**YOUR TASK:**
Transcribe each line of the material as it is, and drop any picture.

**DATA SECTION:**
*-*-*
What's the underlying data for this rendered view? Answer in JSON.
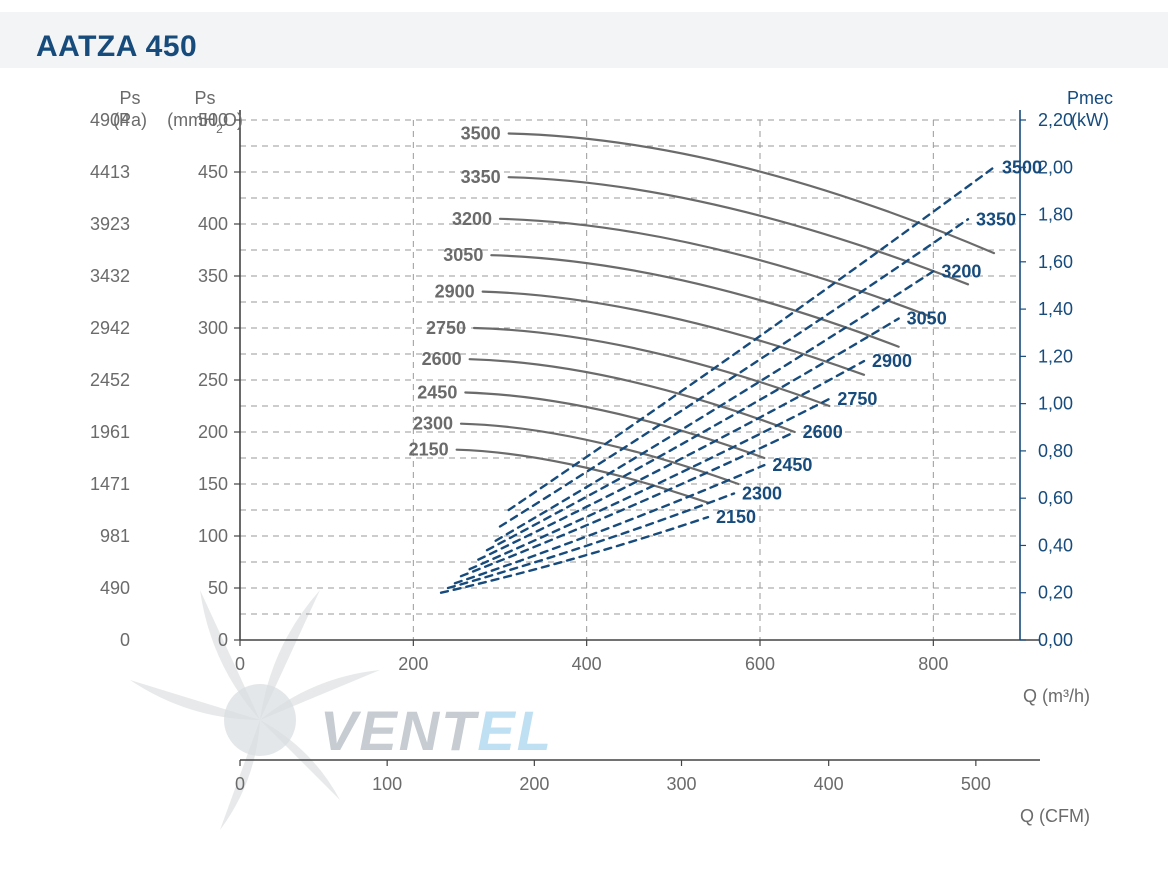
{
  "title": "AATZA 450",
  "colors": {
    "title": "#164b7c",
    "title_bg": "#f3f4f5",
    "axis_gray": "#6b6b6b",
    "axis_blue": "#164b7c",
    "grid_dash": "#9a9a9a",
    "grid_vert": "#9a9a9a",
    "axis_line": "#444444",
    "curve_gray": "#6b6b6b",
    "curve_blue": "#164b7c",
    "watermark_hub": "#d9dde0",
    "watermark_blade": "#cfd3d6",
    "watermark_text_dark": "#c6ccd1",
    "watermark_text_light": "#bfe0f2"
  },
  "plot": {
    "x_min": 0,
    "x_max": 900,
    "y_mm_min": 0,
    "y_mm_max": 500,
    "y_kw_min": 0,
    "y_kw_max": 2.2,
    "cfm_min": 0,
    "cfm_max": 530
  },
  "axis_titles": {
    "ps_pa": [
      "Ps",
      "(Pa)"
    ],
    "ps_mm": [
      "Ps",
      "(mmH",
      "2",
      "O)"
    ],
    "pmec": [
      "Pmec",
      "(kW)"
    ],
    "q_m3h": "Q (m³/h)",
    "q_cfm": "Q (CFM)"
  },
  "y_ticks": {
    "pa": [
      0,
      490,
      981,
      1471,
      1961,
      2452,
      2942,
      3432,
      3923,
      4413,
      4904
    ],
    "mm": [
      0,
      50,
      100,
      150,
      200,
      250,
      300,
      350,
      400,
      450,
      500
    ],
    "kw": [
      "0,00",
      "0,20",
      "0,40",
      "0,60",
      "0,80",
      "1,00",
      "1,20",
      "1,40",
      "1,60",
      "1,80",
      "2,00",
      "2,20"
    ]
  },
  "x_ticks_m3h": [
    0,
    200,
    400,
    600,
    800
  ],
  "x_ticks_cfm": [
    0,
    100,
    200,
    300,
    400,
    500
  ],
  "y_grid_minor_mm": [
    25,
    75,
    125,
    175,
    225,
    275,
    325,
    375,
    425,
    475
  ],
  "y_grid_right_kw": [
    0.1,
    0.3,
    0.5,
    0.7,
    0.9,
    1.1,
    1.3,
    1.5,
    1.7,
    1.9,
    2.1
  ],
  "x_grid_vert": [
    200,
    400,
    600,
    800
  ],
  "pressure_curves": [
    {
      "label": "3500",
      "start": [
        310,
        487
      ],
      "ctrl": [
        560,
        482
      ],
      "end": [
        870,
        372
      ]
    },
    {
      "label": "3350",
      "start": [
        310,
        445
      ],
      "ctrl": [
        540,
        440
      ],
      "end": [
        840,
        342
      ]
    },
    {
      "label": "3200",
      "start": [
        300,
        405
      ],
      "ctrl": [
        520,
        400
      ],
      "end": [
        800,
        310
      ]
    },
    {
      "label": "3050",
      "start": [
        290,
        370
      ],
      "ctrl": [
        500,
        365
      ],
      "end": [
        760,
        282
      ]
    },
    {
      "label": "2900",
      "start": [
        280,
        335
      ],
      "ctrl": [
        470,
        330
      ],
      "end": [
        720,
        255
      ]
    },
    {
      "label": "2750",
      "start": [
        270,
        300
      ],
      "ctrl": [
        450,
        296
      ],
      "end": [
        680,
        225
      ]
    },
    {
      "label": "2600",
      "start": [
        265,
        270
      ],
      "ctrl": [
        430,
        266
      ],
      "end": [
        640,
        200
      ]
    },
    {
      "label": "2450",
      "start": [
        260,
        238
      ],
      "ctrl": [
        410,
        234
      ],
      "end": [
        605,
        175
      ]
    },
    {
      "label": "2300",
      "start": [
        255,
        208
      ],
      "ctrl": [
        390,
        205
      ],
      "end": [
        575,
        150
      ]
    },
    {
      "label": "2150",
      "start": [
        250,
        183
      ],
      "ctrl": [
        370,
        180
      ],
      "end": [
        540,
        132
      ]
    }
  ],
  "power_curves": [
    {
      "label": "3500",
      "start": [
        310,
        0.55
      ],
      "end": [
        870,
        2.0
      ]
    },
    {
      "label": "3350",
      "start": [
        300,
        0.48
      ],
      "end": [
        840,
        1.78
      ]
    },
    {
      "label": "3200",
      "start": [
        295,
        0.42
      ],
      "end": [
        800,
        1.56
      ]
    },
    {
      "label": "3050",
      "start": [
        285,
        0.38
      ],
      "end": [
        760,
        1.36
      ]
    },
    {
      "label": "2900",
      "start": [
        275,
        0.34
      ],
      "end": [
        720,
        1.18
      ]
    },
    {
      "label": "2750",
      "start": [
        265,
        0.3
      ],
      "end": [
        680,
        1.02
      ]
    },
    {
      "label": "2600",
      "start": [
        255,
        0.27
      ],
      "end": [
        640,
        0.88
      ]
    },
    {
      "label": "2450",
      "start": [
        248,
        0.24
      ],
      "end": [
        605,
        0.74
      ]
    },
    {
      "label": "2300",
      "start": [
        240,
        0.22
      ],
      "end": [
        570,
        0.62
      ]
    },
    {
      "label": "2150",
      "start": [
        232,
        0.2
      ],
      "end": [
        540,
        0.52
      ]
    }
  ],
  "style": {
    "grid_dash_pattern": "6,5",
    "curve_dash_pattern": "7,6",
    "pressure_line_width": 2.2,
    "power_line_width": 2.4,
    "axis_line_width": 1.6
  },
  "watermark": "VENTEL"
}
*-*-*
**EXERCISE RESULT:**
What's the underlying data for this rendered view? Answer in JSON.
{
  "title": "AATZA 450",
  "colors": {
    "title": "#164b7c",
    "title_bg": "#f3f4f5",
    "axis_gray": "#6b6b6b",
    "axis_blue": "#164b7c",
    "grid_dash": "#9a9a9a",
    "grid_vert": "#9a9a9a",
    "axis_line": "#444444",
    "curve_gray": "#6b6b6b",
    "curve_blue": "#164b7c",
    "watermark_hub": "#d9dde0",
    "watermark_blade": "#cfd3d6",
    "watermark_text_dark": "#c6ccd1",
    "watermark_text_light": "#bfe0f2"
  },
  "plot": {
    "x_min": 0,
    "x_max": 900,
    "y_mm_min": 0,
    "y_mm_max": 500,
    "y_kw_min": 0,
    "y_kw_max": 2.2,
    "cfm_min": 0,
    "cfm_max": 530
  },
  "axis_titles": {
    "ps_pa": [
      "Ps",
      "(Pa)"
    ],
    "ps_mm": [
      "Ps",
      "(mmH",
      "2",
      "O)"
    ],
    "pmec": [
      "Pmec",
      "(kW)"
    ],
    "q_m3h": "Q (m³/h)",
    "q_cfm": "Q (CFM)"
  },
  "y_ticks": {
    "pa": [
      0,
      490,
      981,
      1471,
      1961,
      2452,
      2942,
      3432,
      3923,
      4413,
      4904
    ],
    "mm": [
      0,
      50,
      100,
      150,
      200,
      250,
      300,
      350,
      400,
      450,
      500
    ],
    "kw": [
      "0,00",
      "0,20",
      "0,40",
      "0,60",
      "0,80",
      "1,00",
      "1,20",
      "1,40",
      "1,60",
      "1,80",
      "2,00",
      "2,20"
    ]
  },
  "x_ticks_m3h": [
    0,
    200,
    400,
    600,
    800
  ],
  "x_ticks_cfm": [
    0,
    100,
    200,
    300,
    400,
    500
  ],
  "y_grid_minor_mm": [
    25,
    75,
    125,
    175,
    225,
    275,
    325,
    375,
    425,
    475
  ],
  "y_grid_right_kw": [
    0.1,
    0.3,
    0.5,
    0.7,
    0.9,
    1.1,
    1.3,
    1.5,
    1.7,
    1.9,
    2.1
  ],
  "x_grid_vert": [
    200,
    400,
    600,
    800
  ],
  "pressure_curves": [
    {
      "label": "3500",
      "start": [
        310,
        487
      ],
      "ctrl": [
        560,
        482
      ],
      "end": [
        870,
        372
      ]
    },
    {
      "label": "3350",
      "start": [
        310,
        445
      ],
      "ctrl": [
        540,
        440
      ],
      "end": [
        840,
        342
      ]
    },
    {
      "label": "3200",
      "start": [
        300,
        405
      ],
      "ctrl": [
        520,
        400
      ],
      "end": [
        800,
        310
      ]
    },
    {
      "label": "3050",
      "start": [
        290,
        370
      ],
      "ctrl": [
        500,
        365
      ],
      "end": [
        760,
        282
      ]
    },
    {
      "label": "2900",
      "start": [
        280,
        335
      ],
      "ctrl": [
        470,
        330
      ],
      "end": [
        720,
        255
      ]
    },
    {
      "label": "2750",
      "start": [
        270,
        300
      ],
      "ctrl": [
        450,
        296
      ],
      "end": [
        680,
        225
      ]
    },
    {
      "label": "2600",
      "start": [
        265,
        270
      ],
      "ctrl": [
        430,
        266
      ],
      "end": [
        640,
        200
      ]
    },
    {
      "label": "2450",
      "start": [
        260,
        238
      ],
      "ctrl": [
        410,
        234
      ],
      "end": [
        605,
        175
      ]
    },
    {
      "label": "2300",
      "start": [
        255,
        208
      ],
      "ctrl": [
        390,
        205
      ],
      "end": [
        575,
        150
      ]
    },
    {
      "label": "2150",
      "start": [
        250,
        183
      ],
      "ctrl": [
        370,
        180
      ],
      "end": [
        540,
        132
      ]
    }
  ],
  "power_curves": [
    {
      "label": "3500",
      "start": [
        310,
        0.55
      ],
      "end": [
        870,
        2.0
      ]
    },
    {
      "label": "3350",
      "start": [
        300,
        0.48
      ],
      "end": [
        840,
        1.78
      ]
    },
    {
      "label": "3200",
      "start": [
        295,
        0.42
      ],
      "end": [
        800,
        1.56
      ]
    },
    {
      "label": "3050",
      "start": [
        285,
        0.38
      ],
      "end": [
        760,
        1.36
      ]
    },
    {
      "label": "2900",
      "start": [
        275,
        0.34
      ],
      "end": [
        720,
        1.18
      ]
    },
    {
      "label": "2750",
      "start": [
        265,
        0.3
      ],
      "end": [
        680,
        1.02
      ]
    },
    {
      "label": "2600",
      "start": [
        255,
        0.27
      ],
      "end": [
        640,
        0.88
      ]
    },
    {
      "label": "2450",
      "start": [
        248,
        0.24
      ],
      "end": [
        605,
        0.74
      ]
    },
    {
      "label": "2300",
      "start": [
        240,
        0.22
      ],
      "end": [
        570,
        0.62
      ]
    },
    {
      "label": "2150",
      "start": [
        232,
        0.2
      ],
      "end": [
        540,
        0.52
      ]
    }
  ],
  "style": {
    "grid_dash_pattern": "6,5",
    "curve_dash_pattern": "7,6",
    "pressure_line_width": 2.2,
    "power_line_width": 2.4,
    "axis_line_width": 1.6
  },
  "watermark": "VENTEL"
}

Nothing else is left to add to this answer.